* **Work to be completed**:
List each line in which the string "Single" appears.

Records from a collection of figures
## BEGIN

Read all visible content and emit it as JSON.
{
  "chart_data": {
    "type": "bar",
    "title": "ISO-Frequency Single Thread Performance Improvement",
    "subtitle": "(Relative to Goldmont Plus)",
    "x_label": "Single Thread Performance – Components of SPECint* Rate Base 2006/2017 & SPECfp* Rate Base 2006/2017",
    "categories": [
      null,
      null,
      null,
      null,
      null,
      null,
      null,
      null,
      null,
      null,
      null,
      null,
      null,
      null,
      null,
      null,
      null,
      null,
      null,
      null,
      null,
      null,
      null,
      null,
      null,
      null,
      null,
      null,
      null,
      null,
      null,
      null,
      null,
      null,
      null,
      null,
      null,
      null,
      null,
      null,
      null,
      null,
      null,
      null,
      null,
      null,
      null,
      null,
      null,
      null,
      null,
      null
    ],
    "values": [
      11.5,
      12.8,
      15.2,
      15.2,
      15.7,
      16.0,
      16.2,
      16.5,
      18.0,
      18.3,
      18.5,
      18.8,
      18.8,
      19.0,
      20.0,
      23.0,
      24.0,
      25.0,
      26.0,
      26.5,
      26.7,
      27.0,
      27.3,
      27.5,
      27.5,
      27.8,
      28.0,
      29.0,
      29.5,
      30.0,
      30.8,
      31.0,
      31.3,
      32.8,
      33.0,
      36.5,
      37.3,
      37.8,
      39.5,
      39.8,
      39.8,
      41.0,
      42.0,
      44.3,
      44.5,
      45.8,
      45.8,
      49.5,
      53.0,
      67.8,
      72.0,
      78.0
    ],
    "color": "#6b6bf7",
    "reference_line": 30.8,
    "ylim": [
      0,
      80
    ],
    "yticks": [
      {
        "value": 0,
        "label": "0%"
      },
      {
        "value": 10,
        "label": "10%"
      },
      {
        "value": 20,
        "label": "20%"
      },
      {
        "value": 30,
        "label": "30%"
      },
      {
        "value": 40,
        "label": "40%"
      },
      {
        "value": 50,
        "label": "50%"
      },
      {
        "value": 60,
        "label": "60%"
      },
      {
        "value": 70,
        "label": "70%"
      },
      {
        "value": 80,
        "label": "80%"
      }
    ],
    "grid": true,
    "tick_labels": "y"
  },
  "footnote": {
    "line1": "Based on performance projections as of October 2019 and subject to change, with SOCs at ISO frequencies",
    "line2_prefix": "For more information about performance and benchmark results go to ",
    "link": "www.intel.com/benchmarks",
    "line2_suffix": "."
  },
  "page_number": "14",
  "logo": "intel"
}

## END

* **Full answer**:
    "title": "ISO-Frequency Single Thread Performance Improvement",
    "x_label": "Single Thread Performance – Components of SPECint* Rate Base 2006/2017 & SPECfp* Rate Base 2006/2017",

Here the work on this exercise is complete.